====== Data entries
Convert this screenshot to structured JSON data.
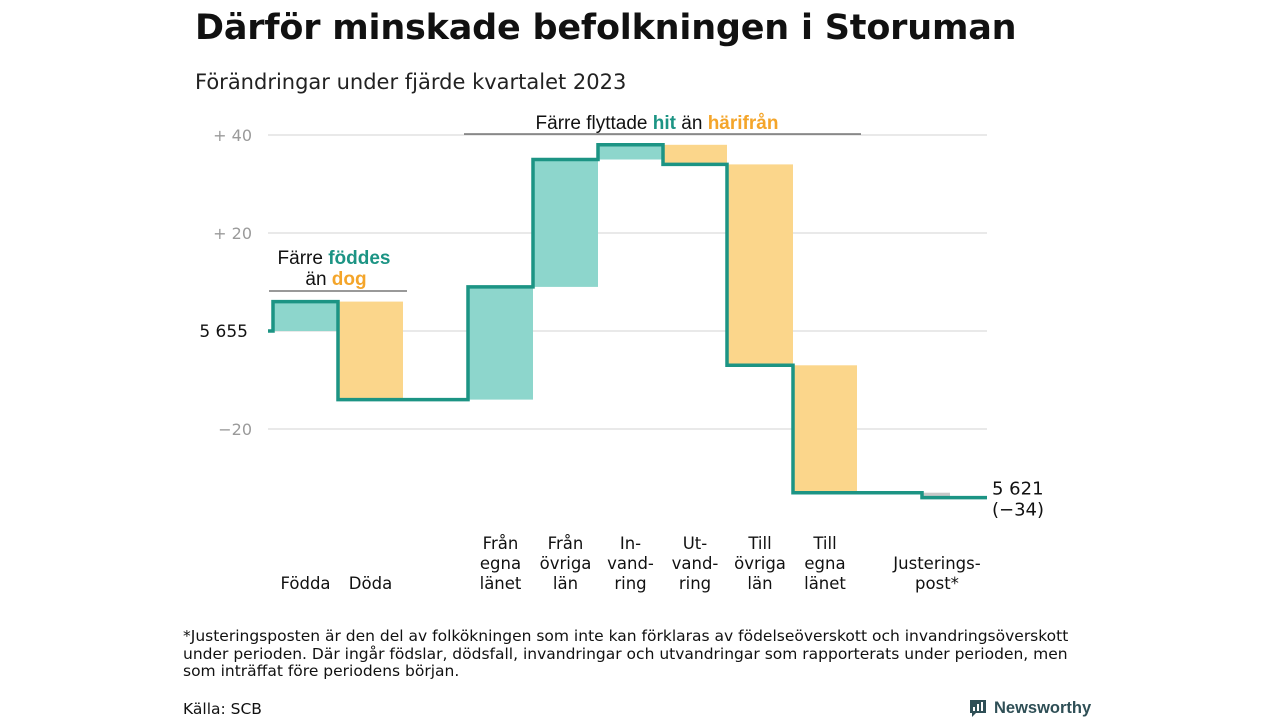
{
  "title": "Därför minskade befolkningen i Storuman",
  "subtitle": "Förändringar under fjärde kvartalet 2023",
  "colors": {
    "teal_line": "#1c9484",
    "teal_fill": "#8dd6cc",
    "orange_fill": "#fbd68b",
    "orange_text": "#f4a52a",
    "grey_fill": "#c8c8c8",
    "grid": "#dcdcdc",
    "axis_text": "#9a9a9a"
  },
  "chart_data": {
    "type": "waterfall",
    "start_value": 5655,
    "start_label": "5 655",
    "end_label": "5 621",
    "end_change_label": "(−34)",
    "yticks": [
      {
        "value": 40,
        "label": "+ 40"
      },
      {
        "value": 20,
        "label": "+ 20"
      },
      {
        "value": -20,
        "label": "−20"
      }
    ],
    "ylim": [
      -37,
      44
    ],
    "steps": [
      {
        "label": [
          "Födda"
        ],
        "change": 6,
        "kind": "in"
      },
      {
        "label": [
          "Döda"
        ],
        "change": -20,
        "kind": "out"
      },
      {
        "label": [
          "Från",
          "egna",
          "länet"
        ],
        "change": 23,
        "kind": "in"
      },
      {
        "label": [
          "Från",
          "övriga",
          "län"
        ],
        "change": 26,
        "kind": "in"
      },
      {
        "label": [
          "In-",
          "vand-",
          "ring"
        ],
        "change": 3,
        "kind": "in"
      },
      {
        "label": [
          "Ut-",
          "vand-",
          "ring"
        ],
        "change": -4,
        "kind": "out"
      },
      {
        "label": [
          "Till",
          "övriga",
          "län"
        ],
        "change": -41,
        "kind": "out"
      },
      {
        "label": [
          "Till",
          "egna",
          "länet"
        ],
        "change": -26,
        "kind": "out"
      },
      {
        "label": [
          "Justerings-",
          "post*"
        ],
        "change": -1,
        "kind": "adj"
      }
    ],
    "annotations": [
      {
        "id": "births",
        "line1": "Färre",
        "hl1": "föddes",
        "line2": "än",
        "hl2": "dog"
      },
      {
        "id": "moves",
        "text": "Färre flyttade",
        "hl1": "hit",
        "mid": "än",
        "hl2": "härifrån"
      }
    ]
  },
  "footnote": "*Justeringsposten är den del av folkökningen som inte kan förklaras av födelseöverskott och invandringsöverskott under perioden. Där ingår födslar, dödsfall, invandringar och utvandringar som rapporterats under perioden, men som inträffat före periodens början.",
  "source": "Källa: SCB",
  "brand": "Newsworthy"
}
============
Task statement: The data above should be repeated exactly, minus any pictures.

Full output:
Convert this screenshot to structured JSON data.
{
  "title": "Därför minskade befolkningen i Storuman",
  "subtitle": "Förändringar under fjärde kvartalet 2023",
  "colors": {
    "teal_line": "#1c9484",
    "teal_fill": "#8dd6cc",
    "orange_fill": "#fbd68b",
    "orange_text": "#f4a52a",
    "grey_fill": "#c8c8c8",
    "grid": "#dcdcdc",
    "axis_text": "#9a9a9a"
  },
  "chart_data": {
    "type": "waterfall",
    "start_value": 5655,
    "start_label": "5 655",
    "end_label": "5 621",
    "end_change_label": "(−34)",
    "yticks": [
      {
        "value": 40,
        "label": "+ 40"
      },
      {
        "value": 20,
        "label": "+ 20"
      },
      {
        "value": -20,
        "label": "−20"
      }
    ],
    "ylim": [
      -37,
      44
    ],
    "steps": [
      {
        "label": [
          "Födda"
        ],
        "change": 6,
        "kind": "in"
      },
      {
        "label": [
          "Döda"
        ],
        "change": -20,
        "kind": "out"
      },
      {
        "label": [
          "Från",
          "egna",
          "länet"
        ],
        "change": 23,
        "kind": "in"
      },
      {
        "label": [
          "Från",
          "övriga",
          "län"
        ],
        "change": 26,
        "kind": "in"
      },
      {
        "label": [
          "In-",
          "vand-",
          "ring"
        ],
        "change": 3,
        "kind": "in"
      },
      {
        "label": [
          "Ut-",
          "vand-",
          "ring"
        ],
        "change": -4,
        "kind": "out"
      },
      {
        "label": [
          "Till",
          "övriga",
          "län"
        ],
        "change": -41,
        "kind": "out"
      },
      {
        "label": [
          "Till",
          "egna",
          "länet"
        ],
        "change": -26,
        "kind": "out"
      },
      {
        "label": [
          "Justerings-",
          "post*"
        ],
        "change": -1,
        "kind": "adj"
      }
    ],
    "annotations": [
      {
        "id": "births",
        "line1": "Färre",
        "hl1": "föddes",
        "line2": "än",
        "hl2": "dog"
      },
      {
        "id": "moves",
        "text": "Färre flyttade",
        "hl1": "hit",
        "mid": "än",
        "hl2": "härifrån"
      }
    ]
  },
  "footnote": "*Justeringsposten är den del av folkökningen som inte kan förklaras av födelseöverskott och invandringsöverskott under perioden. Där ingår födslar, dödsfall, invandringar och utvandringar som rapporterats under perioden, men som inträffat före periodens början.",
  "source": "Källa: SCB",
  "brand": "Newsworthy"
}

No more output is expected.